• Task instructions:
Can all of these lines be returned exactly?

━━ Extracted entries

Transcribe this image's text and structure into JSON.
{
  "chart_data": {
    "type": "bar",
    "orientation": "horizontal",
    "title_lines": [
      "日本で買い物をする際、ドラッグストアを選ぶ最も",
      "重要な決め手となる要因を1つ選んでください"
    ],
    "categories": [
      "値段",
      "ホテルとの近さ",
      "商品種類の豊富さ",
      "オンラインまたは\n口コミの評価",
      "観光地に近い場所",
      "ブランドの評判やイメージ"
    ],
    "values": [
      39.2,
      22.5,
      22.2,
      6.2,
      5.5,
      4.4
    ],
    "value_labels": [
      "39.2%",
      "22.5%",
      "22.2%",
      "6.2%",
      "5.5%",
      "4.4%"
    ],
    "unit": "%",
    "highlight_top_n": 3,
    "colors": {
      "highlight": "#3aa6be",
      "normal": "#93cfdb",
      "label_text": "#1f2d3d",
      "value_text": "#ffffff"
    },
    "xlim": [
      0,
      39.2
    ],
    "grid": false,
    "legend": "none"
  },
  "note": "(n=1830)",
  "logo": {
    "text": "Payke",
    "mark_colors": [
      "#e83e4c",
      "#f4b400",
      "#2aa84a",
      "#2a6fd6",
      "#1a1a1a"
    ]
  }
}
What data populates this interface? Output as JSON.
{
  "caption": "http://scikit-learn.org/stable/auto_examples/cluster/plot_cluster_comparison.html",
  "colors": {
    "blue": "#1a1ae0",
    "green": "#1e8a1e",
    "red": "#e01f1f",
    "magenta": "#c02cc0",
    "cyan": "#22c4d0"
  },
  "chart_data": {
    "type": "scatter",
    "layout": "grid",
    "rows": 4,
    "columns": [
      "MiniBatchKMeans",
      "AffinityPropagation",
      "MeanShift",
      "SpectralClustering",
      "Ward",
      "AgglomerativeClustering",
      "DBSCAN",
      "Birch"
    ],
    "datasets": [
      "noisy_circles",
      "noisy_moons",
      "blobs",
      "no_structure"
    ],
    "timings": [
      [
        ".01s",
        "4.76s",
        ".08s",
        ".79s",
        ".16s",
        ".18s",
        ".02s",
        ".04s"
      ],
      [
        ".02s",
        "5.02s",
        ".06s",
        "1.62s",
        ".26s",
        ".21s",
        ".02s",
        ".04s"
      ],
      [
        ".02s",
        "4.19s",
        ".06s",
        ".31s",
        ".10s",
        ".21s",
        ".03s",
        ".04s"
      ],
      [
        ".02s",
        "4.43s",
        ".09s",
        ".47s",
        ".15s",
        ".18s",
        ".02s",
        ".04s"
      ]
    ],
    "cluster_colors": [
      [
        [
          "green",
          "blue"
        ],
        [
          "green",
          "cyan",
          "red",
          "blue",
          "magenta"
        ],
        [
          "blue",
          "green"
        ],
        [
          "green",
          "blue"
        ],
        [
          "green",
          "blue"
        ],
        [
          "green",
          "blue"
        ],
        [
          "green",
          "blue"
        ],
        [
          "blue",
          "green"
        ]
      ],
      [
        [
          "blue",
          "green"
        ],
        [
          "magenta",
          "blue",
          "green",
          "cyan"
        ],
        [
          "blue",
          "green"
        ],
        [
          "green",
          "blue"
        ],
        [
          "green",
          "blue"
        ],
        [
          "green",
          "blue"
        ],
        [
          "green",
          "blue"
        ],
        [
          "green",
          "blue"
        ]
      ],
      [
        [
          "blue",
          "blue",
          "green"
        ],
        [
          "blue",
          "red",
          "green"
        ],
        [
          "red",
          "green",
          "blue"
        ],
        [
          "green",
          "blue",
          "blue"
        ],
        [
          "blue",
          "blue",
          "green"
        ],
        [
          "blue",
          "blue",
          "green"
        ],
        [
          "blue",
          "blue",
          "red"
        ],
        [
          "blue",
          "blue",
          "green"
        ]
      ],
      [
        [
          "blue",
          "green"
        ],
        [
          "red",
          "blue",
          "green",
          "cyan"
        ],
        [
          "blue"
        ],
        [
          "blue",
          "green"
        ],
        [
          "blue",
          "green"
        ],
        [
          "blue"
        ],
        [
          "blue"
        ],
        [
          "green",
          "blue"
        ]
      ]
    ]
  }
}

━━━━

• Response:
Transcribe this image's text and structure into JSON.
{
  "chart_data": {
    "type": "bar",
    "orientation": "horizontal",
    "title_lines": [
      "日本で買い物をする際、ドラッグストアを選ぶ最も",
      "重要な決め手となる要因を1つ選んでください"
    ],
    "categories": [
      "値段",
      "ホテルとの近さ",
      "商品種類の豊富さ",
      "オンラインまたは\n口コミの評価",
      "観光地に近い場所",
      "ブランドの評判やイメージ"
    ],
    "values": [
      39.2,
      22.5,
      22.2,
      6.2,
      5.5,
      4.4
    ],
    "value_labels": [
      "39.2%",
      "22.5%",
      "22.2%",
      "6.2%",
      "5.5%",
      "4.4%"
    ],
    "unit": "%",
    "highlight_top_n": 3,
    "colors": {
      "highlight": "#3aa6be",
      "normal": "#93cfdb",
      "label_text": "#1f2d3d",
      "value_text": "#ffffff"
    },
    "xlim": [
      0,
      39.2
    ],
    "grid": false,
    "legend": "none"
  },
  "note": "(n=1830)",
  "logo": {
    "text": "Payke",
    "mark_colors": [
      "#e83e4c",
      "#f4b400",
      "#2aa84a",
      "#2a6fd6",
      "#1a1a1a"
    ]
  }
}
What data populates this interface? Output as JSON.
{
  "caption": "http://scikit-learn.org/stable/auto_examples/cluster/plot_cluster_comparison.html",
  "colors": {
    "blue": "#1a1ae0",
    "green": "#1e8a1e",
    "red": "#e01f1f",
    "magenta": "#c02cc0",
    "cyan": "#22c4d0"
  },
  "chart_data": {
    "type": "scatter",
    "layout": "grid",
    "rows": 4,
    "columns": [
      "MiniBatchKMeans",
      "AffinityPropagation",
      "MeanShift",
      "SpectralClustering",
      "Ward",
      "AgglomerativeClustering",
      "DBSCAN",
      "Birch"
    ],
    "datasets": [
      "noisy_circles",
      "noisy_moons",
      "blobs",
      "no_structure"
    ],
    "timings": [
      [
        ".01s",
        "4.76s",
        ".08s",
        ".79s",
        ".16s",
        ".18s",
        ".02s",
        ".04s"
      ],
      [
        ".02s",
        "5.02s",
        ".06s",
        "1.62s",
        ".26s",
        ".21s",
        ".02s",
        ".04s"
      ],
      [
        ".02s",
        "4.19s",
        ".06s",
        ".31s",
        ".10s",
        ".21s",
        ".03s",
        ".04s"
      ],
      [
        ".02s",
        "4.43s",
        ".09s",
        ".47s",
        ".15s",
        ".18s",
        ".02s",
        ".04s"
      ]
    ],
    "cluster_colors": [
      [
        [
          "green",
          "blue"
        ],
        [
          "green",
          "cyan",
          "red",
          "blue",
          "magenta"
        ],
        [
          "blue",
          "green"
        ],
        [
          "green",
          "blue"
        ],
        [
          "green",
          "blue"
        ],
        [
          "green",
          "blue"
        ],
        [
          "green",
          "blue"
        ],
        [
          "blue",
          "green"
        ]
      ],
      [
        [
          "blue",
          "green"
        ],
        [
          "magenta",
          "blue",
          "green",
          "cyan"
        ],
        [
          "blue",
          "green"
        ],
        [
          "green",
          "blue"
        ],
        [
          "green",
          "blue"
        ],
        [
          "green",
          "blue"
        ],
        [
          "green",
          "blue"
        ],
        [
          "green",
          "blue"
        ]
      ],
      [
        [
          "blue",
          "blue",
          "green"
        ],
        [
          "blue",
          "red",
          "green"
        ],
        [
          "red",
          "green",
          "blue"
        ],
        [
          "green",
          "blue",
          "blue"
        ],
        [
          "blue",
          "blue",
          "green"
        ],
        [
          "blue",
          "blue",
          "green"
        ],
        [
          "blue",
          "blue",
          "red"
        ],
        [
          "blue",
          "blue",
          "green"
        ]
      ],
      [
        [
          "blue",
          "green"
        ],
        [
          "red",
          "blue",
          "green",
          "cyan"
        ],
        [
          "blue"
        ],
        [
          "blue",
          "green"
        ],
        [
          "blue",
          "green"
        ],
        [
          "blue"
        ],
        [
          "blue"
        ],
        [
          "green",
          "blue"
        ]
      ]
    ]
  }
}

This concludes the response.